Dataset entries
- - - - - - -
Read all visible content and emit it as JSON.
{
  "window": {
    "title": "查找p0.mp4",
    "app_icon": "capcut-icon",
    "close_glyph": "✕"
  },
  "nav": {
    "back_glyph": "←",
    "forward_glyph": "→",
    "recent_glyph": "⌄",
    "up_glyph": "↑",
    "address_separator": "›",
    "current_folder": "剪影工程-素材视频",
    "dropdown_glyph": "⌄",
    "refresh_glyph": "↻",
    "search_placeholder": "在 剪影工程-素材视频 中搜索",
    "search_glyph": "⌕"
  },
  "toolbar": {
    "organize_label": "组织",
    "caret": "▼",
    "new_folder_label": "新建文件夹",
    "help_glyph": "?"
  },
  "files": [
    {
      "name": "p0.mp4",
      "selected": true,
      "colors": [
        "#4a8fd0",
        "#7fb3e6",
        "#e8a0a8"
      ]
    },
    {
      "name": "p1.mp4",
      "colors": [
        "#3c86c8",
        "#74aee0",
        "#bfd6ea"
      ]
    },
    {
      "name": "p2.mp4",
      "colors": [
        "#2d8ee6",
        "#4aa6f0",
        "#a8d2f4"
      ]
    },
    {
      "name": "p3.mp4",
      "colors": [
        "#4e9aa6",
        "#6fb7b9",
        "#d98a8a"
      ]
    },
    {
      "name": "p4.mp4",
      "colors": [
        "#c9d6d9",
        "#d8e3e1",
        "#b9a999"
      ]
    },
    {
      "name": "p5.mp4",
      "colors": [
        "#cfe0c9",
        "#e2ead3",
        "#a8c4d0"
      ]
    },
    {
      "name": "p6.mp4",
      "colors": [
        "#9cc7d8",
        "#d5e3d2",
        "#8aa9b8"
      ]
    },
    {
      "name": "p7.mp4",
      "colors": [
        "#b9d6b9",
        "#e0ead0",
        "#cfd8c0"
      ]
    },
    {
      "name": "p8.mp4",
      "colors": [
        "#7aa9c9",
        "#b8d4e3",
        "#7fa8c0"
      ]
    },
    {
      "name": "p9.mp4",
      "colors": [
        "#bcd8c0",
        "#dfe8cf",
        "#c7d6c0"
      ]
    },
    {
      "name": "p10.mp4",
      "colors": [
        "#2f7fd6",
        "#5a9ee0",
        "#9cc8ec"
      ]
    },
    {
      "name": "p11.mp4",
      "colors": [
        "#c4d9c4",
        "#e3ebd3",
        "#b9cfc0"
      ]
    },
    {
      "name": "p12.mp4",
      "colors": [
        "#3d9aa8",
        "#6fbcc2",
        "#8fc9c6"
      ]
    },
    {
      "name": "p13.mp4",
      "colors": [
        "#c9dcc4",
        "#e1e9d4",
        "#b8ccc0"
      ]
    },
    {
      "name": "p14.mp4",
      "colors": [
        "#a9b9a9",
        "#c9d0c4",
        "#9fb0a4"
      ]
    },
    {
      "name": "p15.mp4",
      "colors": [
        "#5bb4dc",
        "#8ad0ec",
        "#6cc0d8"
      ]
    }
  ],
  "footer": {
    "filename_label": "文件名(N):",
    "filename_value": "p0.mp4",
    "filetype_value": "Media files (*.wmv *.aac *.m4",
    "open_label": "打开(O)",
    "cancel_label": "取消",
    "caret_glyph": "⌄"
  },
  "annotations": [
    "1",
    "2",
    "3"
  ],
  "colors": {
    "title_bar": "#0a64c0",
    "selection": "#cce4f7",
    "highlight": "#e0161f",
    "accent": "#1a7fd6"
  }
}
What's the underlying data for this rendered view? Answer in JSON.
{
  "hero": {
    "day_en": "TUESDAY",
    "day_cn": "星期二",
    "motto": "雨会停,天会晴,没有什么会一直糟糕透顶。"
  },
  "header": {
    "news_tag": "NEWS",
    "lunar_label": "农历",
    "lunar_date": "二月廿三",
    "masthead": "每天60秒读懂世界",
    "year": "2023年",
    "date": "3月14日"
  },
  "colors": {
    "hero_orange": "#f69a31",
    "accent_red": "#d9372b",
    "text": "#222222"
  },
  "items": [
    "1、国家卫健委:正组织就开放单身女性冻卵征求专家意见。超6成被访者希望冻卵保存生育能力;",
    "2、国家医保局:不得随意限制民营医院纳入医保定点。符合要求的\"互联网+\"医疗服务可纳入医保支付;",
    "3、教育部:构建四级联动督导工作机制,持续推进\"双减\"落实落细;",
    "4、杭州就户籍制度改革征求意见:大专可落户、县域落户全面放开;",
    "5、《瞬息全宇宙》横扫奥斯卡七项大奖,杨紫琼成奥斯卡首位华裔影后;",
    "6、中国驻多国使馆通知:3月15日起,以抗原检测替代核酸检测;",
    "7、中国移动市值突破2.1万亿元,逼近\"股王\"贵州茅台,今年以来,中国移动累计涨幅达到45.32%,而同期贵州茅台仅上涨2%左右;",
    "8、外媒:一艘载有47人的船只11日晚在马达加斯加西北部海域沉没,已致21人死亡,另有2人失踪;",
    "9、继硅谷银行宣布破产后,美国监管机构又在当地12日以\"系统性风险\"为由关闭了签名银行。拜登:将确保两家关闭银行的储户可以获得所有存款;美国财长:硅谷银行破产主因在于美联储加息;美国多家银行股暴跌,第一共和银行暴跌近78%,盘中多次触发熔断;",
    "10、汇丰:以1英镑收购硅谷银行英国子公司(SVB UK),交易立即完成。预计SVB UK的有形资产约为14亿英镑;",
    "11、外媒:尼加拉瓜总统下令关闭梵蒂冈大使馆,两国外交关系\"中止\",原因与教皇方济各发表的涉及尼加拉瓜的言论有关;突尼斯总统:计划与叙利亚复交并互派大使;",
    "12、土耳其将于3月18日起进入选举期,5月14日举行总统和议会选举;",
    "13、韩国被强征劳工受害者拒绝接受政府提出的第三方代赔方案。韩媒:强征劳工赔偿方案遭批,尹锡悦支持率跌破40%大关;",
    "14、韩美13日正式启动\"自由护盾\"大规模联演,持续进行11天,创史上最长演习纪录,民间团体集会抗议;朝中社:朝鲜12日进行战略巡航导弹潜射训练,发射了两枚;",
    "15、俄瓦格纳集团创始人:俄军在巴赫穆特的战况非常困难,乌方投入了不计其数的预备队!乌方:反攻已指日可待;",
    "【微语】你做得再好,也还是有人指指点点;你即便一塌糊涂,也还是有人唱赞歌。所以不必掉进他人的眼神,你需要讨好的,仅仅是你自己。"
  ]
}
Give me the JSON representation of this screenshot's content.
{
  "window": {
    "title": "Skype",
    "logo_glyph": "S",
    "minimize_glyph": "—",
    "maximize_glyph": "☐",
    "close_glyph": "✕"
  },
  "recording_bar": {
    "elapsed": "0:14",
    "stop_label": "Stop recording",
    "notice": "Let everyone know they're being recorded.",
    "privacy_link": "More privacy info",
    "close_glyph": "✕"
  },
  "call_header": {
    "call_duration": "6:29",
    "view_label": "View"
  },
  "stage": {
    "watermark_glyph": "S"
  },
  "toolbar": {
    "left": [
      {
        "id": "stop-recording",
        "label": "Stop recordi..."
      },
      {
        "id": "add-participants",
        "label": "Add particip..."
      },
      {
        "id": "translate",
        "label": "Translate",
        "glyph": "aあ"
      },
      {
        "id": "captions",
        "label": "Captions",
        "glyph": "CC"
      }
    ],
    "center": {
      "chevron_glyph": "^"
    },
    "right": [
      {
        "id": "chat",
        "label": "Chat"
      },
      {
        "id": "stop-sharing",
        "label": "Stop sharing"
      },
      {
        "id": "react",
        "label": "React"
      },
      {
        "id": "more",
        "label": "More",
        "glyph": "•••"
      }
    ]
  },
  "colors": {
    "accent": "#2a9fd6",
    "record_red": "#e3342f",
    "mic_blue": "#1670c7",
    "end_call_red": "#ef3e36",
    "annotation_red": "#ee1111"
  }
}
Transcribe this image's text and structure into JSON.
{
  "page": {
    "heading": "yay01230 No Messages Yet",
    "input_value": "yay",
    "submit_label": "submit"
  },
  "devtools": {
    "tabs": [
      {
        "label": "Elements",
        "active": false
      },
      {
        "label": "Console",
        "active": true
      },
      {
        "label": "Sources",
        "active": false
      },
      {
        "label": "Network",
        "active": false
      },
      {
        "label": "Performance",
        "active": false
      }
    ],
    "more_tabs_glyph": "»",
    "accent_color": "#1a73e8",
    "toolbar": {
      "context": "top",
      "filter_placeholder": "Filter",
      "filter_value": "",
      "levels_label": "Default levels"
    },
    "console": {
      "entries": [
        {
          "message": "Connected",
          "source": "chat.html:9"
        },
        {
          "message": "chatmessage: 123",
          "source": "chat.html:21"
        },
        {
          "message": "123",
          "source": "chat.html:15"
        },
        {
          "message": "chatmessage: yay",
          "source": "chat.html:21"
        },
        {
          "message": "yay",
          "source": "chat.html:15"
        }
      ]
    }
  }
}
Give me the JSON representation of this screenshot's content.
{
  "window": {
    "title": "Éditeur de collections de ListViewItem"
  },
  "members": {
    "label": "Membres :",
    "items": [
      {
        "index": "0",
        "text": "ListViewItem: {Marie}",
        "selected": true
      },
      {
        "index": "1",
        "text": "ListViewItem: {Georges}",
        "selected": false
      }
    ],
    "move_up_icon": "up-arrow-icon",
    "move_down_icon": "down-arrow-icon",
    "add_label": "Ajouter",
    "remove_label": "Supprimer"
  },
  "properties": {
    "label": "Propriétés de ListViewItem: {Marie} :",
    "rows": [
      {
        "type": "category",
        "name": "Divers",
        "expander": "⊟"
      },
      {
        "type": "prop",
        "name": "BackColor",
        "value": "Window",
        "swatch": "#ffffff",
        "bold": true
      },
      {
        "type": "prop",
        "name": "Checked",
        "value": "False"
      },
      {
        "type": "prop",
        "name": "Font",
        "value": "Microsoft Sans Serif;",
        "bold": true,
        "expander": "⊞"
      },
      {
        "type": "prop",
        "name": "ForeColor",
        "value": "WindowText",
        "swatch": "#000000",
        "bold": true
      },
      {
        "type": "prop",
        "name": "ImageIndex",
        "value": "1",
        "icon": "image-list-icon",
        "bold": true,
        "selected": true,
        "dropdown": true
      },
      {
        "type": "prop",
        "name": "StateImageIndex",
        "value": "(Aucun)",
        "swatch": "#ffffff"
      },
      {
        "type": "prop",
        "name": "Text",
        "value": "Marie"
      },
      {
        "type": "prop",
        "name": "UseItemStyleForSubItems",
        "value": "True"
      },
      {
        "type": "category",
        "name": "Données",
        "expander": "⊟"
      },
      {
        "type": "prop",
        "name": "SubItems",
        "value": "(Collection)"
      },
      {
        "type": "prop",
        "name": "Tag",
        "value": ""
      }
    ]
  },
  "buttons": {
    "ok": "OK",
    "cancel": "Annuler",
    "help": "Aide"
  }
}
- - - - - - -
» **DIRECTIONS**
Extract each line from the entries above that contains the string "chatmessage".

» **OUTPUT OF THE TASK**
          "message": "chatmessage: 123",
          "message": "chatmessage: yay",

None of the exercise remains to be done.